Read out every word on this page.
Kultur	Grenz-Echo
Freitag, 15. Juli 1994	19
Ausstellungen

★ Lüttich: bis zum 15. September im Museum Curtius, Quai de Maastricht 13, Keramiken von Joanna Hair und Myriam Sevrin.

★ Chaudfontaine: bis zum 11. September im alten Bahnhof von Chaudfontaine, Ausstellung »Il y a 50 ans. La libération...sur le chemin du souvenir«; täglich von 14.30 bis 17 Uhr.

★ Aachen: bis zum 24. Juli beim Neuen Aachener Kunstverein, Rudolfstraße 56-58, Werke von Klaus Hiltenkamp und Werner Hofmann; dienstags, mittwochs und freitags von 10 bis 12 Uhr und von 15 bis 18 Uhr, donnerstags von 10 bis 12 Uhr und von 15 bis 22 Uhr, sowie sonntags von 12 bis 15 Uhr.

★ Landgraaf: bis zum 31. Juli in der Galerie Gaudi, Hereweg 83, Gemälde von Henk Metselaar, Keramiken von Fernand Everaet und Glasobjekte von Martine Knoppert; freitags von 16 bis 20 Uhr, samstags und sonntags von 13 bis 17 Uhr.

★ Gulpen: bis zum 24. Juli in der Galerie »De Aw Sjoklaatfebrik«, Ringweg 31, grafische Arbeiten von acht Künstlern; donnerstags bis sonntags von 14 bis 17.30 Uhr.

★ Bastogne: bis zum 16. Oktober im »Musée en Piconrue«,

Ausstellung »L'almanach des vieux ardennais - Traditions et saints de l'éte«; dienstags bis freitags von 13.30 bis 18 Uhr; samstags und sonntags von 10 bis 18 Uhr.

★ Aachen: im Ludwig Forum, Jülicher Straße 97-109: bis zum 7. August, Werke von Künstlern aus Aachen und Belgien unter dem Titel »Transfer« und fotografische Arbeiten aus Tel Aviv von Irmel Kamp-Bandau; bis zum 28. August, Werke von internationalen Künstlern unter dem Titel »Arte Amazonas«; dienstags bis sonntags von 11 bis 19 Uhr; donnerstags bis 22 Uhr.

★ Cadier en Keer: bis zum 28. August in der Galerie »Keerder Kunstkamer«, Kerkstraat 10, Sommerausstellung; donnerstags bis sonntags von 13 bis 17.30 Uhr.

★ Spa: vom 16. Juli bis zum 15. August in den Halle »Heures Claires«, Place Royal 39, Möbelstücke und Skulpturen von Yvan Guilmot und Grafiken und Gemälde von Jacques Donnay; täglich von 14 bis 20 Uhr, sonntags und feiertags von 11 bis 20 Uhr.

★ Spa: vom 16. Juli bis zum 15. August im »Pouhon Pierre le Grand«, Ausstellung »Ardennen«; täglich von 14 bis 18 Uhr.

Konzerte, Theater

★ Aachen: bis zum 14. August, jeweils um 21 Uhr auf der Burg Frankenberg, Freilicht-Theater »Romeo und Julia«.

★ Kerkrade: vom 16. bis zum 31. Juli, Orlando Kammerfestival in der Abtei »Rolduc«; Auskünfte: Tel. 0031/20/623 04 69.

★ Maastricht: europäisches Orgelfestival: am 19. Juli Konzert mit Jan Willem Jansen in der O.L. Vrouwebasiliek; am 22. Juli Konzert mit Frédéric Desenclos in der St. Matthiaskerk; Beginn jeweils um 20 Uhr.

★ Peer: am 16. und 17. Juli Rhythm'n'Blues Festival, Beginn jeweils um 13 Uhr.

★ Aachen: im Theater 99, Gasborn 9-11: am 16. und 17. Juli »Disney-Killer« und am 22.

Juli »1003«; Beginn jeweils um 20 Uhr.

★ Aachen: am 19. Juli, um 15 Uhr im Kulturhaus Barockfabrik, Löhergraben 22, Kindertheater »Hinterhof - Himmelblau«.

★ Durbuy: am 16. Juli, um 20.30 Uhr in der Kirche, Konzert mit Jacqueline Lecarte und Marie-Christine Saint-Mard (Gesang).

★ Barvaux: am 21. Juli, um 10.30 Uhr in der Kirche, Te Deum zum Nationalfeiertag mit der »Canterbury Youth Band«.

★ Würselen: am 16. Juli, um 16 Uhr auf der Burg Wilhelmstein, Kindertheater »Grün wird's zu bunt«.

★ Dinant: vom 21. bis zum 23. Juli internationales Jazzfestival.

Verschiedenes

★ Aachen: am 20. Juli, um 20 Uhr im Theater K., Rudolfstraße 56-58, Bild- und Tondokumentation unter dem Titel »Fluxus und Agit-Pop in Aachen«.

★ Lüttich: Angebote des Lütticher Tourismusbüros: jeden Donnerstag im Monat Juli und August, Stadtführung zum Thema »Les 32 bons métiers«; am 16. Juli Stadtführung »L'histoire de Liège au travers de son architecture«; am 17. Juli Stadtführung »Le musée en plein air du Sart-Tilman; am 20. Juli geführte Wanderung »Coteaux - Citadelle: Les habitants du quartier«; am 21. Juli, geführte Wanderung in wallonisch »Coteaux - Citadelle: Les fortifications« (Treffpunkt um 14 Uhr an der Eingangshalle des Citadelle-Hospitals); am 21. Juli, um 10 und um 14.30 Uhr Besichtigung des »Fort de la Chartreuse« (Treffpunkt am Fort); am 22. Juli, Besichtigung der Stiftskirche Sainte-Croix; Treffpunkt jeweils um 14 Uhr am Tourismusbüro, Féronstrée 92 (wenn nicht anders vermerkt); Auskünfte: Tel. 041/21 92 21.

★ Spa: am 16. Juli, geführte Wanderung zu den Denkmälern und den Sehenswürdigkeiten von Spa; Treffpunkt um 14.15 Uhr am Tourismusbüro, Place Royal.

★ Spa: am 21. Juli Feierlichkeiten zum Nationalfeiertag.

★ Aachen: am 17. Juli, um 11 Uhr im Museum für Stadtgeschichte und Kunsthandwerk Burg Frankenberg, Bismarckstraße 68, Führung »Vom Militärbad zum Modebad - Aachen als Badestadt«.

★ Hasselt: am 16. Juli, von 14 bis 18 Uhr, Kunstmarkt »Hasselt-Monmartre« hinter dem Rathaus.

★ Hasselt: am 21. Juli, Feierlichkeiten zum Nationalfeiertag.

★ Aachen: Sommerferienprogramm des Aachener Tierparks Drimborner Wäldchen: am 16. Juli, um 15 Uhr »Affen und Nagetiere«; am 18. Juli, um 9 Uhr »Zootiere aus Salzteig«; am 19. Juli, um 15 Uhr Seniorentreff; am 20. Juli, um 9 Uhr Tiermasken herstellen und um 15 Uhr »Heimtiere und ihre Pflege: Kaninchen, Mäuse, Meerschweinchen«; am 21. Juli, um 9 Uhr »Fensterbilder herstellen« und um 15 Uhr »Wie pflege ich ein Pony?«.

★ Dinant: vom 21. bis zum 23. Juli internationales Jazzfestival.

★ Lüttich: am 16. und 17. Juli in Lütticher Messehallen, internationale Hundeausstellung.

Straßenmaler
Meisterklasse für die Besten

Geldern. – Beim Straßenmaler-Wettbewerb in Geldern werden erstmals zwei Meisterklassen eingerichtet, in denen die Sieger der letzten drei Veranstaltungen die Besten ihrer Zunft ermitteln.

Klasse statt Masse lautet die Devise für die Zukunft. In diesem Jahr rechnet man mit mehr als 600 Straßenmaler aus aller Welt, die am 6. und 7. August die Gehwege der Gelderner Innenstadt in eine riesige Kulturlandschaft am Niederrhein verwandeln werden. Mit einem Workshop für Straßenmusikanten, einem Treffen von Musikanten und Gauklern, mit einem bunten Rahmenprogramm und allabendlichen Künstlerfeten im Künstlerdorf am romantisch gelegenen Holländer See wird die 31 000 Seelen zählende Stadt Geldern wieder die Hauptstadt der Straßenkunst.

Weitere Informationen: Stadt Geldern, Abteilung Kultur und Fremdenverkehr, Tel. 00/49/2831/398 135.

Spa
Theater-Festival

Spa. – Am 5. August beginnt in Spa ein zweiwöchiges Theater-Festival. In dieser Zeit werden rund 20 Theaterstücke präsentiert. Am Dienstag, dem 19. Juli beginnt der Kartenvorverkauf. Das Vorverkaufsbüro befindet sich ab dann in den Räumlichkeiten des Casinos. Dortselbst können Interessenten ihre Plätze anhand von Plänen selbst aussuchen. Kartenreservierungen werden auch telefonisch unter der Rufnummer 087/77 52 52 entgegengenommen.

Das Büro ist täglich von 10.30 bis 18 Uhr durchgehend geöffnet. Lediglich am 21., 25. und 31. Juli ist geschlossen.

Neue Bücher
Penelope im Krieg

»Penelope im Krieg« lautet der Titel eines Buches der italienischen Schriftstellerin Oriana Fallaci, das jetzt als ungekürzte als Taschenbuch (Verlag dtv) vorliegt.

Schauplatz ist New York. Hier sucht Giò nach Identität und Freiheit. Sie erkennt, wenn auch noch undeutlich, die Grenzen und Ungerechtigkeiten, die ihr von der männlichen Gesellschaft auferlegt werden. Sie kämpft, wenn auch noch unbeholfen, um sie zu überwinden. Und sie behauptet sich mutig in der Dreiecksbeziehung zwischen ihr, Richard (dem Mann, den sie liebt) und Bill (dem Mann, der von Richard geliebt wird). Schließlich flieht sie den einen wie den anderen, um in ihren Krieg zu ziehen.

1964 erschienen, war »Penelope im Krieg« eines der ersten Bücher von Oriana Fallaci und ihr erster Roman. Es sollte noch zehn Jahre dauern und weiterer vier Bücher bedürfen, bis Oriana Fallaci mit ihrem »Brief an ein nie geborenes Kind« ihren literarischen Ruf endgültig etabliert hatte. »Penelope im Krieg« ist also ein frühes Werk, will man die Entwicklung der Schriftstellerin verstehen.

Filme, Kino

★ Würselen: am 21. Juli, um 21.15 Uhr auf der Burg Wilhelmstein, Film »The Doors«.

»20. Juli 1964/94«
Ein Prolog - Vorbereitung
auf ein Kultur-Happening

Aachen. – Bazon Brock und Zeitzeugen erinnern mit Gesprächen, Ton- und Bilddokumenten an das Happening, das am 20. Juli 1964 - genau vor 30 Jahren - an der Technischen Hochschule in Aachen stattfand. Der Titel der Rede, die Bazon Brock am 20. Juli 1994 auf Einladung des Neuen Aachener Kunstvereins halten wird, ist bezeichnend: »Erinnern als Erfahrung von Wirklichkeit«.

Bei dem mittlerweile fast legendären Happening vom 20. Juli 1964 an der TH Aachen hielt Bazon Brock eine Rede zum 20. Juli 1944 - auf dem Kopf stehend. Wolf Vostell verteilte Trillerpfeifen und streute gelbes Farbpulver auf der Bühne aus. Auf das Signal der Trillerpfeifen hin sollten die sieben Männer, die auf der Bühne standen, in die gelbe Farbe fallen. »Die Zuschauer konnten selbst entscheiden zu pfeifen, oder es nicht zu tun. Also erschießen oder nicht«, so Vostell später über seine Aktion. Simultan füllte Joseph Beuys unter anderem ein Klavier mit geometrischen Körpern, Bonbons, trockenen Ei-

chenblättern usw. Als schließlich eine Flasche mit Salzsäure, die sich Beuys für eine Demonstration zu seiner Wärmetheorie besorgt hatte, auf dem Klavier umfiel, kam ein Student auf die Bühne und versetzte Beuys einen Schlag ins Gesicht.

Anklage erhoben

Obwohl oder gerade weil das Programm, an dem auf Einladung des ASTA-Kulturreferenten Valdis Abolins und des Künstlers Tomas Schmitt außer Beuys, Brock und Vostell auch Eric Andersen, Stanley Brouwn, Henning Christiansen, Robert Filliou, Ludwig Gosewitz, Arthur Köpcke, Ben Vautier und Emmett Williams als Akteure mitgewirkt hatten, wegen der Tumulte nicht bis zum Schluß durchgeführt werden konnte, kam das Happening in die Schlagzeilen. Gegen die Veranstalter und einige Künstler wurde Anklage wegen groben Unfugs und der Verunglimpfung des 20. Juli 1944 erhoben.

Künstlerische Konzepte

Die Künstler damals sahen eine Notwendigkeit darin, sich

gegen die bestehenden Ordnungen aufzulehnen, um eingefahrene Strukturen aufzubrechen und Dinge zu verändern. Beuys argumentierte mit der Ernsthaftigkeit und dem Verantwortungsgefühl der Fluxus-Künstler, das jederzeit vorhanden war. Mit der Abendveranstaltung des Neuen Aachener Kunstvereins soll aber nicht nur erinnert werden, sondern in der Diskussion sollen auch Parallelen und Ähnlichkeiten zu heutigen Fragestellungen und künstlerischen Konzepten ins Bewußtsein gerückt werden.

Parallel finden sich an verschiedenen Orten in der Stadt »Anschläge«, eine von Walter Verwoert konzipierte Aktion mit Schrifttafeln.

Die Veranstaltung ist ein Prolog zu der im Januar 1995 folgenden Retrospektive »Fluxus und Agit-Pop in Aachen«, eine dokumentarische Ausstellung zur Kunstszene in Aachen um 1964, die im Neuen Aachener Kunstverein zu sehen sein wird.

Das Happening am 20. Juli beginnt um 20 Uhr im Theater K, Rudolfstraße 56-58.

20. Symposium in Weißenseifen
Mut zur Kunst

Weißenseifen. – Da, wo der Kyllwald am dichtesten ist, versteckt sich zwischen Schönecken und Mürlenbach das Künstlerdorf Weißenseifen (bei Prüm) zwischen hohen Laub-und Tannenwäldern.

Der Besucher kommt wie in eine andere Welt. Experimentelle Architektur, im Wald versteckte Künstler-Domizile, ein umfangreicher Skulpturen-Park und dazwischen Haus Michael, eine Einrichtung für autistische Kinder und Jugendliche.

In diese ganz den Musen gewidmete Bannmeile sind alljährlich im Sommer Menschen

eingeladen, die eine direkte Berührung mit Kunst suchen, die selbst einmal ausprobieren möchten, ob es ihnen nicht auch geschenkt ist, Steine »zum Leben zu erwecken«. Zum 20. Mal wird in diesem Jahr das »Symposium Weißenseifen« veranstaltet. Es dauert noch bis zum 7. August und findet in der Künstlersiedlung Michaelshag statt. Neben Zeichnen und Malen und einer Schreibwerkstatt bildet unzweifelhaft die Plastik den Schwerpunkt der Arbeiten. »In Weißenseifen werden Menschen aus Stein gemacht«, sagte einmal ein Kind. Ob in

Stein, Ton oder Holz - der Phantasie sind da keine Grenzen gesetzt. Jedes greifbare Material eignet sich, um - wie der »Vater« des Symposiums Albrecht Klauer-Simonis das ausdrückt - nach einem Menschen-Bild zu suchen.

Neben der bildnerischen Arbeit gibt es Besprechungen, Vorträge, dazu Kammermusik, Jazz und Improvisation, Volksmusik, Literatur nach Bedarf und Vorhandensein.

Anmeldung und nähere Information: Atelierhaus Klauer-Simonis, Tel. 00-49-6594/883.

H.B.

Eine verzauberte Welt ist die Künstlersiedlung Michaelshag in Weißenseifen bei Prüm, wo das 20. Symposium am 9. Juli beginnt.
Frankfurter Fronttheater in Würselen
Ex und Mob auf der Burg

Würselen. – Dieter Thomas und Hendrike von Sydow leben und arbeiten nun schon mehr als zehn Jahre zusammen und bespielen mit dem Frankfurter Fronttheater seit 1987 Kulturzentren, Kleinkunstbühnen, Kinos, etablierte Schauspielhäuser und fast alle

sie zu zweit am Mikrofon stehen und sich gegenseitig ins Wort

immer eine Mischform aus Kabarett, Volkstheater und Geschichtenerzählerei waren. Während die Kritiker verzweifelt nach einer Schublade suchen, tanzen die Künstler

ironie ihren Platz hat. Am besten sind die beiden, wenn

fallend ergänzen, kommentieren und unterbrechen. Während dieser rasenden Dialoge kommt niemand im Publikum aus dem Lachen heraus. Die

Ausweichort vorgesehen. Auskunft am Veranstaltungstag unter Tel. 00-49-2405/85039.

> What is needed
Within the listing above, tally the lines where the word "Kindertheater" occurs and write only the total.

> Exercise result
2